> [抜粋文]:
● ● ● ● ●
2021年 美術館のアクセシビリティ向上推進事業 報告書オンライン版 
むすびにかえて

鈴村麻里子(三重県立美術館学芸員)

この報告書を編集している2022年の2月時点、私たちはまだ始まったばかりのアクセス向上の途上で、試行錯誤を繰り返している。今後も長く続いていくであろう道を「むすぶ」のは先送りして、ひとまずは「むすびにかえて」事業を振り返ってみたい。

今年度の事業では、報告書の構成からもお分かりいただけるように、何を措いてもアクセス展の開催が大きな位置を占めた。会期中のトークや過去に執筆した原稿と内容は一部重複するが、この展覧会で目指したことや、成果、課題を整理してみることとする。 
 

1.目標――対象を広げる

アクセシビリティ事業を支えているのは「障がいのある人向けの取組は、すべての人のためになる」という基本的な考え方である。この考えに基づき、アクセス展では、障がいのある人のニーズに応えるために開発された教材や鑑賞プログラムを、障がいの有無にかかわらず、すべての人が利用できるようにした。したがって、触地図や立体コピーをいわゆる「健常者」がさわることも可能であり、誰もがさわれる彫刻作品も展示した。障がいのある当事者だけでなく、すべての来館者が体験できる鑑賞プログラムを目指した背景には、次の二つのきっかけがあった。
● ● ● ● ●
> [提供資料]:
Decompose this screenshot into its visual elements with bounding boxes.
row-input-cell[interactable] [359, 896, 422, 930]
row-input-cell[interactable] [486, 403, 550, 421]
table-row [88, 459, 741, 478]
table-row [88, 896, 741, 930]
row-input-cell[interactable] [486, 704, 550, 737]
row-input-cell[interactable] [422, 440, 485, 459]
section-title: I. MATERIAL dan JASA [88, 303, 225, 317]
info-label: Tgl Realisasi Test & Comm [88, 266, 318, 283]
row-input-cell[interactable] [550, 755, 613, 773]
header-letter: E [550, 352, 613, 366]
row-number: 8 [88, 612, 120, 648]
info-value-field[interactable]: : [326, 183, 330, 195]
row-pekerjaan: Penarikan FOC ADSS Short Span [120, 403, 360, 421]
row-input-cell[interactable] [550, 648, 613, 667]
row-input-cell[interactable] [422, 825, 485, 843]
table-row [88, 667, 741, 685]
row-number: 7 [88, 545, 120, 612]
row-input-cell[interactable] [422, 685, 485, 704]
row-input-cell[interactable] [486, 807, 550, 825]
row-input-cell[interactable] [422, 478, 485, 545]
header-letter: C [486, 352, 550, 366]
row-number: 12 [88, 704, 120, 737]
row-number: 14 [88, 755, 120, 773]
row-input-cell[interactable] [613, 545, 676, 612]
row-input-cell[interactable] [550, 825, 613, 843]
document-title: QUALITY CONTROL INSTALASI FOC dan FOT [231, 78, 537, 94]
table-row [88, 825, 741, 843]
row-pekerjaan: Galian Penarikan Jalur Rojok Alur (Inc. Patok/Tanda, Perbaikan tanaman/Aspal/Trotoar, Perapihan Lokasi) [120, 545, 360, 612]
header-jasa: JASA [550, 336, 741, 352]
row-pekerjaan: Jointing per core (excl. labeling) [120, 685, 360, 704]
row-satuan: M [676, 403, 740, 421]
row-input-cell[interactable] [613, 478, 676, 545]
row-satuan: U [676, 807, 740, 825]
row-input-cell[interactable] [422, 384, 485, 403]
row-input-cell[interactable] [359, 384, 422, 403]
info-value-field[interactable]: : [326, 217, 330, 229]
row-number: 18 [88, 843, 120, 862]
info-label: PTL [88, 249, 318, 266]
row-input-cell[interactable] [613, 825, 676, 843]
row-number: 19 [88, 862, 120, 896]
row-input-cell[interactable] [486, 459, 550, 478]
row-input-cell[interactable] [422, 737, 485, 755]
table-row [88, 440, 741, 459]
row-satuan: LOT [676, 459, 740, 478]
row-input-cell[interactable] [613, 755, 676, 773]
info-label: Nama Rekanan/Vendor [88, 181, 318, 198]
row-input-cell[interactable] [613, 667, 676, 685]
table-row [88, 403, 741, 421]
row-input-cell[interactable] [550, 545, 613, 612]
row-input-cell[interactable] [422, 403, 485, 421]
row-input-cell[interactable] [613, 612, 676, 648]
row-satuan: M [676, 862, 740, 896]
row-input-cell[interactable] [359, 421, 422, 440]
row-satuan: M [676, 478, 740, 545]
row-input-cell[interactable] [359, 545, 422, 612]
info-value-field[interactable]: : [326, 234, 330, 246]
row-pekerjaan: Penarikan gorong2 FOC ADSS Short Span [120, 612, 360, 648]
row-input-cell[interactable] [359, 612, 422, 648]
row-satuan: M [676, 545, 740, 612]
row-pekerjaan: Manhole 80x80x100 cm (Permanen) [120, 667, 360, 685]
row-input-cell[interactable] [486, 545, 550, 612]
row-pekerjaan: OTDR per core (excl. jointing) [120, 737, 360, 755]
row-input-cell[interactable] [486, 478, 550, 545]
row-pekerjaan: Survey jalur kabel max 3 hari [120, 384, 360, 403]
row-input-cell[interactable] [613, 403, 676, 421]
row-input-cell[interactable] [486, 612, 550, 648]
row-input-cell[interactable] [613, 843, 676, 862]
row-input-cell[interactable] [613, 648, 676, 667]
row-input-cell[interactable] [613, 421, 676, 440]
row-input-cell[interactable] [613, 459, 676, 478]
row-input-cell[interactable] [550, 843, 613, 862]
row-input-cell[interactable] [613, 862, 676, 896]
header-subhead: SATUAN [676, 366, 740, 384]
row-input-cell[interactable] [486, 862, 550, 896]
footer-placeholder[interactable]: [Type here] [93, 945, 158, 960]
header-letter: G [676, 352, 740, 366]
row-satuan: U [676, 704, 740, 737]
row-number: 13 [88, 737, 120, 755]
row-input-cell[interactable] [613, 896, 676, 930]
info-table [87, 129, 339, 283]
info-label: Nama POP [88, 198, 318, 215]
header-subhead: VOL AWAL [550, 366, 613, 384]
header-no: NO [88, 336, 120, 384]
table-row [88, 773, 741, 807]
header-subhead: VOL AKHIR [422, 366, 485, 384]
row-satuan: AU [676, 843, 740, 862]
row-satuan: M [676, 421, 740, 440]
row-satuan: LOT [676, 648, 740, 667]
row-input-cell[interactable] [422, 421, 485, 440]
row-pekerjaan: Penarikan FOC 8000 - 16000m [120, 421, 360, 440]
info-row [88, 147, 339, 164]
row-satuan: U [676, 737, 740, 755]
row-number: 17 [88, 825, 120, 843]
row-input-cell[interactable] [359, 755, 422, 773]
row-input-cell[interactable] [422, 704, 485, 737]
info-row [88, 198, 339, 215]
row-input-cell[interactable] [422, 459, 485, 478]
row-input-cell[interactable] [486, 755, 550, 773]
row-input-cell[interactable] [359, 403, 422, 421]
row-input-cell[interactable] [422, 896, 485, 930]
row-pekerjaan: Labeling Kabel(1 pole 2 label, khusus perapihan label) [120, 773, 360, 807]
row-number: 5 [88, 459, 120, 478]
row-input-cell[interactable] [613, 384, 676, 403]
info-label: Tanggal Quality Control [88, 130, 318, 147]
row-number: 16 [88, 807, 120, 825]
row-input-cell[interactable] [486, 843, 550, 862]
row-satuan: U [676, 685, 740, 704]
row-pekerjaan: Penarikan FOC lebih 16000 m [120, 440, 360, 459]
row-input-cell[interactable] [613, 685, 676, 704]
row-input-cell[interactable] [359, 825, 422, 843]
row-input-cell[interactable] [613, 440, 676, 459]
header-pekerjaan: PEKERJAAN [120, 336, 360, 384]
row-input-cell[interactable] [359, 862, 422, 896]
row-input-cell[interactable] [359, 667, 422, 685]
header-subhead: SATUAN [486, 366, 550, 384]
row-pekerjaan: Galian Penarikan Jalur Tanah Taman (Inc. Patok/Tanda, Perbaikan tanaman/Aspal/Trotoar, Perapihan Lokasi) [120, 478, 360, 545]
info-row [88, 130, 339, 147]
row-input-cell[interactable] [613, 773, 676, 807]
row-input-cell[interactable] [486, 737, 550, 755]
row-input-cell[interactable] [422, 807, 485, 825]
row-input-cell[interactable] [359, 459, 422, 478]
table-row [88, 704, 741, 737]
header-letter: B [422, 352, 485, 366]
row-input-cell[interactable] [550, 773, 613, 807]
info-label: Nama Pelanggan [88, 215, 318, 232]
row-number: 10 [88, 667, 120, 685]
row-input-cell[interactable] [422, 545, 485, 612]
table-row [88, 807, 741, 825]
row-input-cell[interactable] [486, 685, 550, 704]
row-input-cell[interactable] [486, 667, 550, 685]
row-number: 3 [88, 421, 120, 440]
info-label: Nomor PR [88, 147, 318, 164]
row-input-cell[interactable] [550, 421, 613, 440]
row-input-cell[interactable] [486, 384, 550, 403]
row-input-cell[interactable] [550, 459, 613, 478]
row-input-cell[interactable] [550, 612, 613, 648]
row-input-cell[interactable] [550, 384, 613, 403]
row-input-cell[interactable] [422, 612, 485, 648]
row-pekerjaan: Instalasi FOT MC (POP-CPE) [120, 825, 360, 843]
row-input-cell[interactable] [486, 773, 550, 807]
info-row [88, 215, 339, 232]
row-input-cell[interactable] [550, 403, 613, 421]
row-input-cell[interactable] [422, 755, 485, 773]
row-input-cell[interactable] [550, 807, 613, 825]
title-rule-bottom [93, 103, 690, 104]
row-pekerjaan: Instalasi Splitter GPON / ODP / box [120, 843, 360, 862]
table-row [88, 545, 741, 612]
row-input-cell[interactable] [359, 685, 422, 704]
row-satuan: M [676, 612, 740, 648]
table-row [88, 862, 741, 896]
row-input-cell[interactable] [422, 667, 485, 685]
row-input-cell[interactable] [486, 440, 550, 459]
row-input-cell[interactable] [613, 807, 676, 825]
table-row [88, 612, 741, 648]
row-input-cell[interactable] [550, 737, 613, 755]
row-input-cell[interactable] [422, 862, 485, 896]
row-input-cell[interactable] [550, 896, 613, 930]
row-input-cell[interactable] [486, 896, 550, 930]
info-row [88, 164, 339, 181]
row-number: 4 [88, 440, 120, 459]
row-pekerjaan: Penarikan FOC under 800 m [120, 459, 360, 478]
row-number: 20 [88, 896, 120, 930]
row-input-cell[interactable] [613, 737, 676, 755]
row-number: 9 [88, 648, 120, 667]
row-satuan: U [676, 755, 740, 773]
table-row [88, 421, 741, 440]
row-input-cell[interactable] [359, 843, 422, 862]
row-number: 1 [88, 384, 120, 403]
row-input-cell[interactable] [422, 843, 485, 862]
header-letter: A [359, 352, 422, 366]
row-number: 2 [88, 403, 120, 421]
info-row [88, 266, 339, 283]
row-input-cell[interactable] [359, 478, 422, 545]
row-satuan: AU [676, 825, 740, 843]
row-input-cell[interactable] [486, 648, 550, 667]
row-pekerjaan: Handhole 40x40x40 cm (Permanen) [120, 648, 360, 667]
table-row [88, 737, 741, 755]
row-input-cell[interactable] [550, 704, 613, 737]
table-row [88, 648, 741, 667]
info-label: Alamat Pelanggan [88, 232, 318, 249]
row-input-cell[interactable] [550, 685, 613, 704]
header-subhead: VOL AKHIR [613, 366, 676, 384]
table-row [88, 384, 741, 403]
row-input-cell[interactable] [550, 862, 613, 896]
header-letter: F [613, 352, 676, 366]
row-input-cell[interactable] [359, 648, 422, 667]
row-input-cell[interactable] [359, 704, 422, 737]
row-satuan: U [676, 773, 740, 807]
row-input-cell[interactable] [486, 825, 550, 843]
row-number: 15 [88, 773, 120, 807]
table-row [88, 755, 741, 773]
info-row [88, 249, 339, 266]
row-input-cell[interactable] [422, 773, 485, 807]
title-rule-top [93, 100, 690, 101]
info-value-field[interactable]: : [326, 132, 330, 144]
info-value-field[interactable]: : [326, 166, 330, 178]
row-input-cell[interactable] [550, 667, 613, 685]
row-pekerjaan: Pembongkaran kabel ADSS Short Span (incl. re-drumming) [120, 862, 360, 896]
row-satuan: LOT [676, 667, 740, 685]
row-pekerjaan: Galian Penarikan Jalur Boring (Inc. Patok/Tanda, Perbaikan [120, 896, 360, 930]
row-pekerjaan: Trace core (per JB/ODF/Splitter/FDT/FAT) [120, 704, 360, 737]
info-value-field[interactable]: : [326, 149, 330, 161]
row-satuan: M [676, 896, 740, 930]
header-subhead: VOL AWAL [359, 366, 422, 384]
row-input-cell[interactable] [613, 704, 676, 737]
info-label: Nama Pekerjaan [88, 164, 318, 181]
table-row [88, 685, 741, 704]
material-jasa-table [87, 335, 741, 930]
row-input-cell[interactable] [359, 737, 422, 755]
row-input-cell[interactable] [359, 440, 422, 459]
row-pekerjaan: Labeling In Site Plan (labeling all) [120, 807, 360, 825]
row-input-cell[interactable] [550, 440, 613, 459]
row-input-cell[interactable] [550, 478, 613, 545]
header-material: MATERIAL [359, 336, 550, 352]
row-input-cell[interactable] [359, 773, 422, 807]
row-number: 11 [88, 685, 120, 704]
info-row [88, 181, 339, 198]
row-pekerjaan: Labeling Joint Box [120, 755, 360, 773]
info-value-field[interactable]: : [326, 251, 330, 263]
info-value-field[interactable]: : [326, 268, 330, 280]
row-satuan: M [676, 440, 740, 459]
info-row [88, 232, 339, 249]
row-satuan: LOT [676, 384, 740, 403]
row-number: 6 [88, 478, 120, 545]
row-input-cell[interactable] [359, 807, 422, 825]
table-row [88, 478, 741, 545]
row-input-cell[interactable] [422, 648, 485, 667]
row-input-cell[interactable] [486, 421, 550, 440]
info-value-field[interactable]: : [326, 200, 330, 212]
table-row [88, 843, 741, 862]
● ● ● ● ●
> [取り組む課題]:
抜粋文によると、アクセシビリティ事業を支えている基本的な考え方はどのようなものですか。 資料は抜粋文とは別の出典から取ったものです。

> [解答]:
「障がいのある人向けの取組は、すべての人のためになる」という考え方です。